• **Dataset rows about figures**:
============================================================

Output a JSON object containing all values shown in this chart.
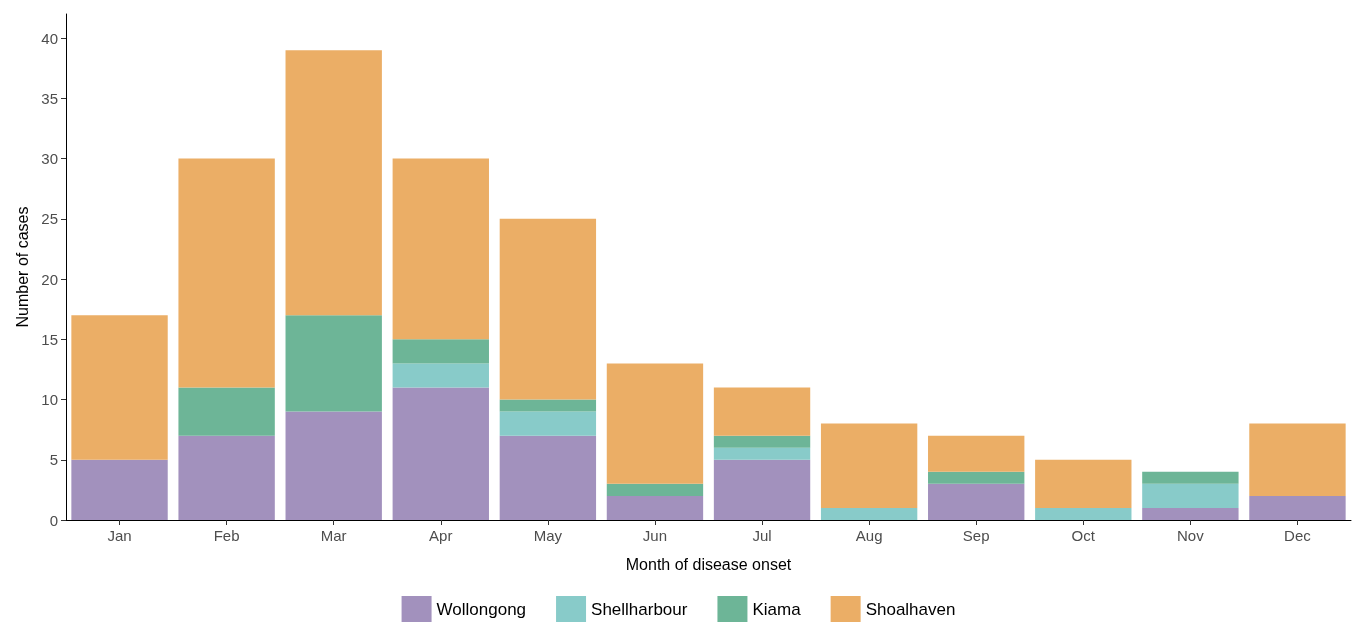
{
  "chart_data": {
    "type": "bar",
    "stacked": true,
    "xlabel": "Month of disease onset",
    "ylabel": "Number of cases",
    "categories": [
      "Jan",
      "Feb",
      "Mar",
      "Apr",
      "May",
      "Jun",
      "Jul",
      "Aug",
      "Sep",
      "Oct",
      "Nov",
      "Dec"
    ],
    "series": [
      {
        "name": "Wollongong",
        "color": "#a291bd",
        "values": [
          5,
          7,
          9,
          11,
          7,
          2,
          5,
          0,
          3,
          0,
          1,
          2
        ]
      },
      {
        "name": "Shellharbour",
        "color": "#88cbc9",
        "values": [
          0,
          0,
          0,
          2,
          2,
          0,
          1,
          1,
          0,
          1,
          2,
          0
        ]
      },
      {
        "name": "Kiama",
        "color": "#6db597",
        "values": [
          0,
          4,
          8,
          2,
          1,
          1,
          1,
          0,
          1,
          0,
          1,
          0
        ]
      },
      {
        "name": "Shoalhaven",
        "color": "#ebae66",
        "values": [
          12,
          19,
          22,
          15,
          15,
          10,
          4,
          7,
          3,
          4,
          0,
          6
        ]
      }
    ],
    "ylim": [
      0,
      42
    ],
    "yticks": [
      0,
      5,
      10,
      15,
      20,
      25,
      30,
      35,
      40
    ],
    "grid": false,
    "legend": "bottom"
  }
}
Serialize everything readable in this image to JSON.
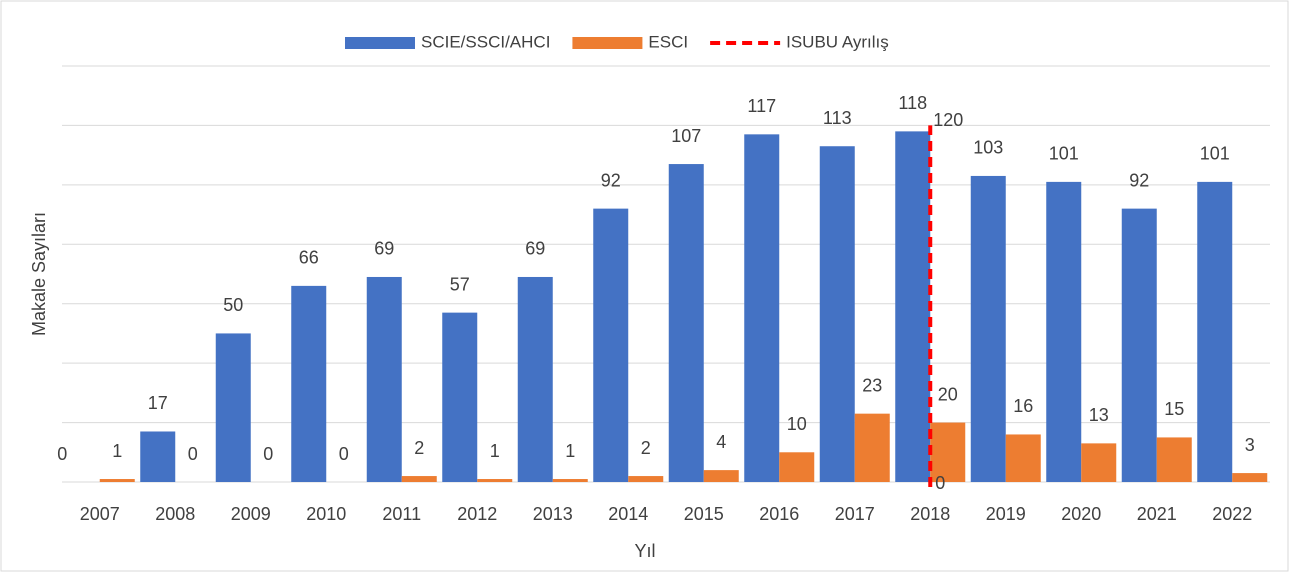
{
  "chart_data": {
    "type": "bar",
    "x_label": "Yıl",
    "y_label": "Makale Sayıları",
    "categories": [
      "2007",
      "2008",
      "2009",
      "2010",
      "2011",
      "2012",
      "2013",
      "2014",
      "2015",
      "2016",
      "2017",
      "2018",
      "2019",
      "2020",
      "2021",
      "2022"
    ],
    "series": [
      {
        "name": "SCIE/SSCI/AHCI",
        "color": "#4472c4",
        "values": [
          0,
          17,
          50,
          66,
          69,
          57,
          69,
          92,
          107,
          117,
          113,
          118,
          103,
          101,
          92,
          101
        ]
      },
      {
        "name": "ESCI",
        "color": "#ed7d31",
        "values": [
          1,
          0,
          0,
          0,
          2,
          1,
          1,
          2,
          4,
          10,
          23,
          20,
          16,
          13,
          15,
          3
        ]
      }
    ],
    "reference_line": {
      "name": "ISUBU Ayrılış",
      "color": "#ff0000",
      "category": "2018",
      "values": [
        0,
        120
      ]
    },
    "ylim": [
      0,
      140
    ],
    "yticks": [
      0,
      20,
      40,
      60,
      80,
      100,
      120,
      140
    ],
    "grid": true
  }
}
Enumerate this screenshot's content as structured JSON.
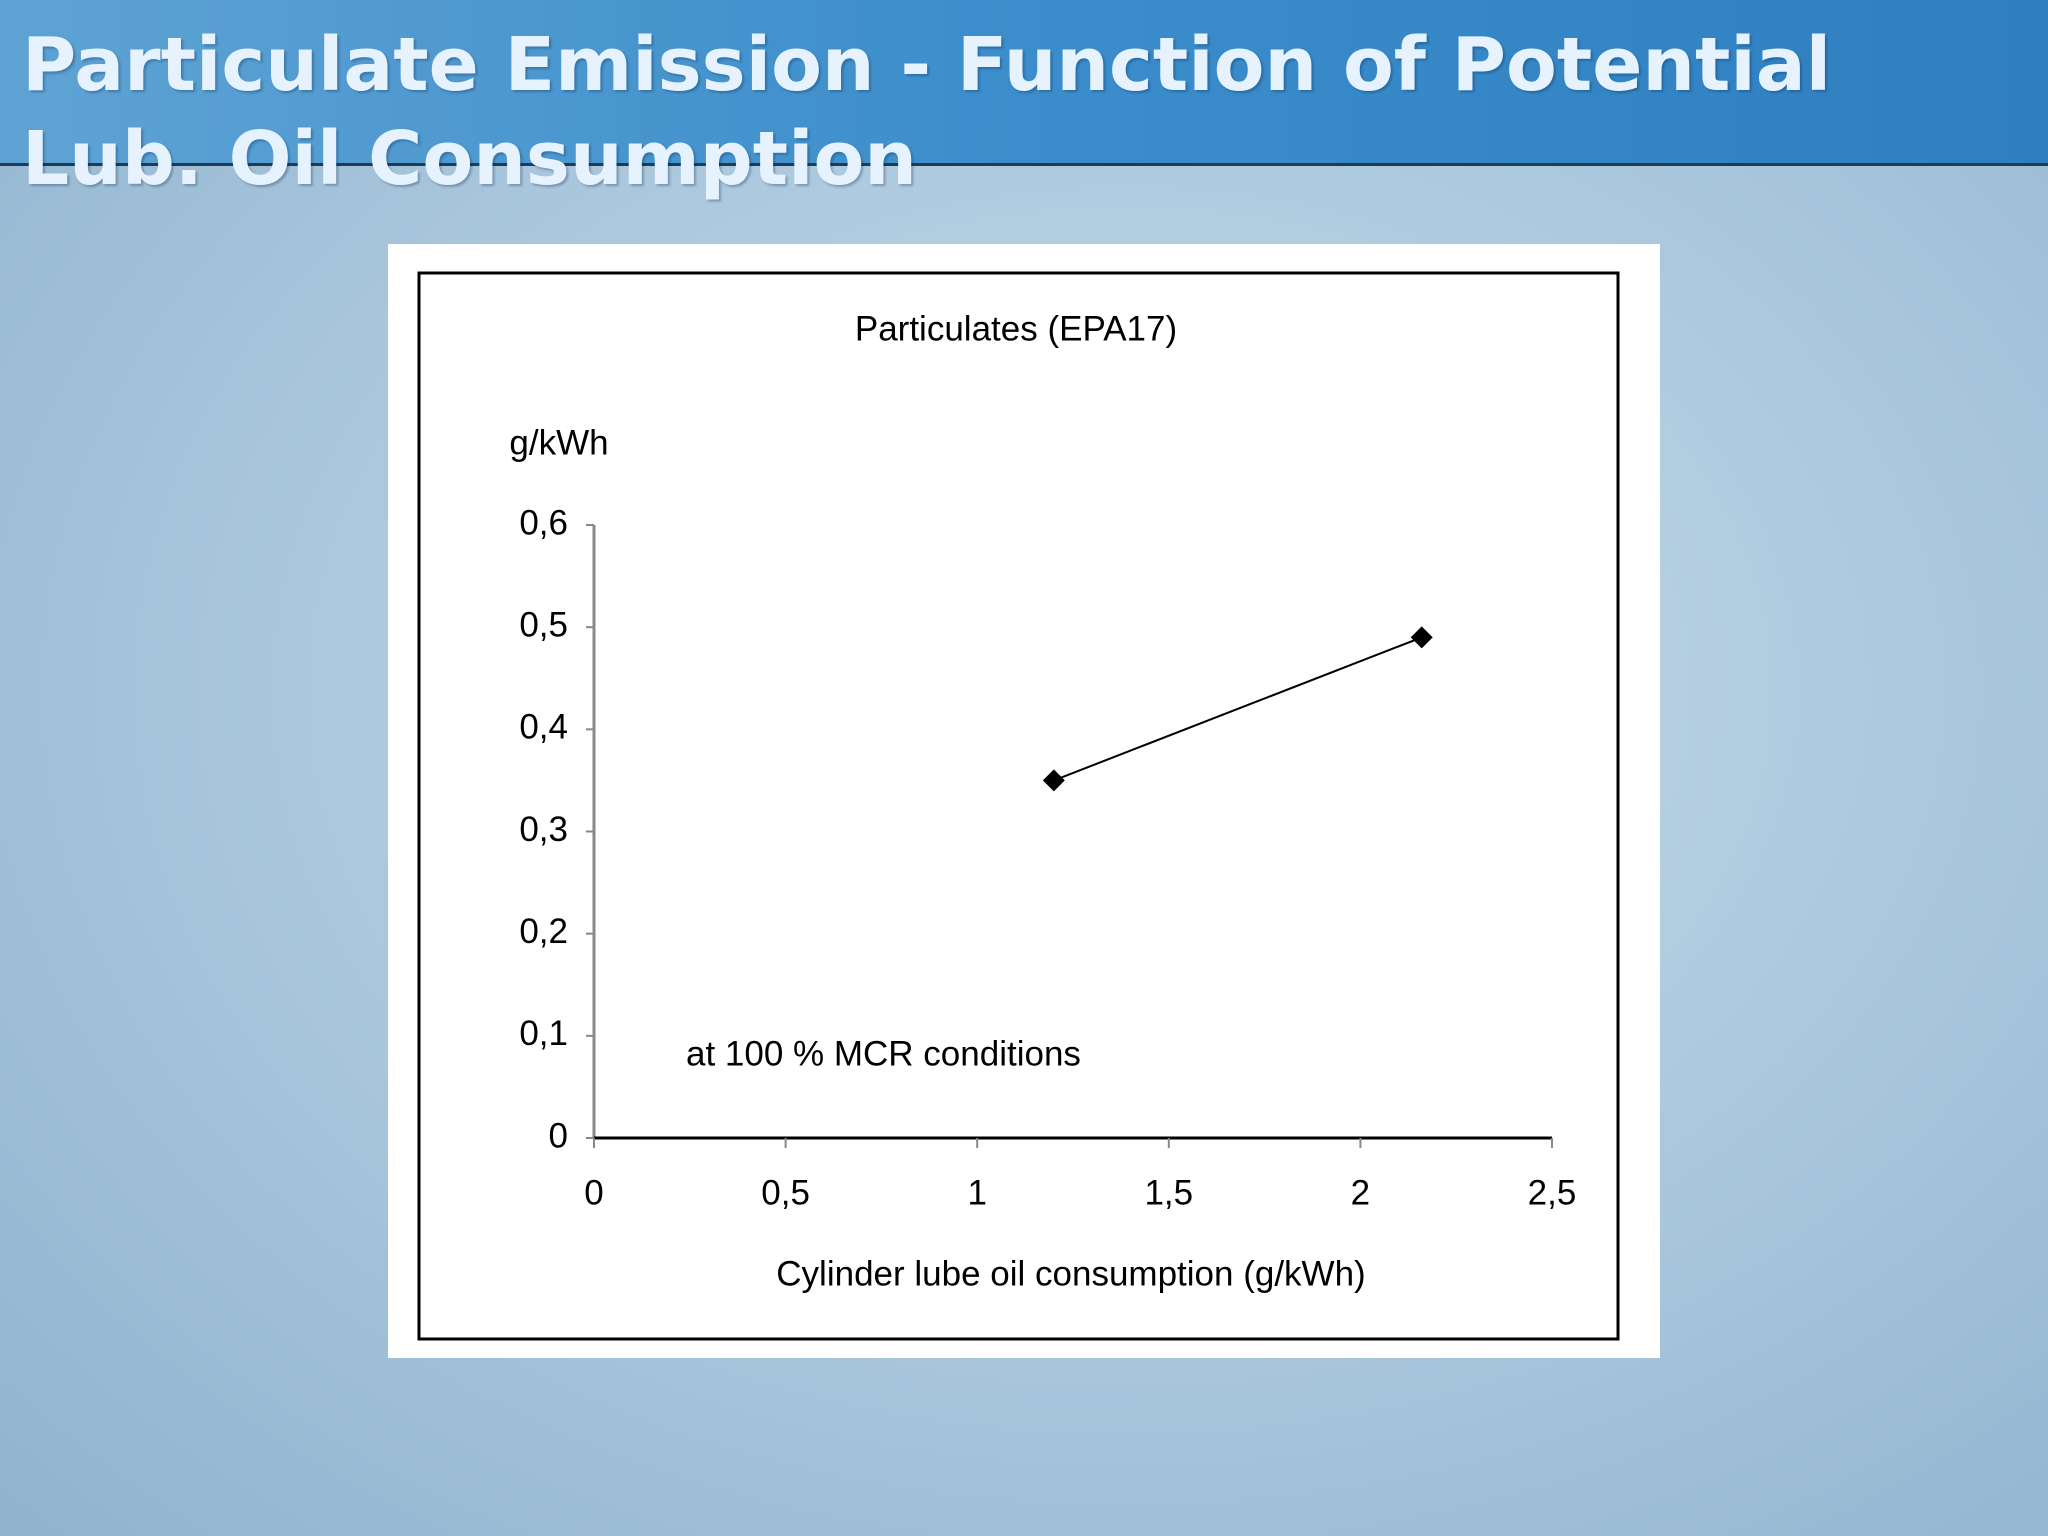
{
  "slide_title": "Particulate Emission - Function of Potential Lub. Oil Consumption",
  "chart_data": {
    "type": "line",
    "title": "Particulates  (EPA17)",
    "y_label": "g/kWh",
    "x_label": "Cylinder lube oil consumption (g/kWh)",
    "annotation": "at 100 % MCR conditions",
    "x": [
      1.2,
      2.16
    ],
    "series": [
      {
        "name": "Particulates",
        "color": "#000000",
        "values": [
          0.35,
          0.49
        ]
      }
    ],
    "xlim": [
      0,
      2.5
    ],
    "xticks": [
      0,
      {
        "value": 0.5,
        "label": "0,5"
      },
      1,
      {
        "value": 1.5,
        "label": "1,5"
      },
      2,
      {
        "value": 2.5,
        "label": "2,5"
      }
    ],
    "ylim": [
      0,
      0.6
    ],
    "yticks": [
      0,
      {
        "value": 0.1,
        "label": "0,1"
      },
      {
        "value": 0.2,
        "label": "0,2"
      },
      {
        "value": 0.3,
        "label": "0,3"
      },
      {
        "value": 0.4,
        "label": "0,4"
      },
      {
        "value": 0.5,
        "label": "0,5"
      },
      {
        "value": 0.6,
        "label": "0,6"
      }
    ],
    "grid": false
  }
}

============================================================

• **Problem requirements**:
Across the records, count the lines holding the string "JSON". Give the number and stop.

• **The result**:
3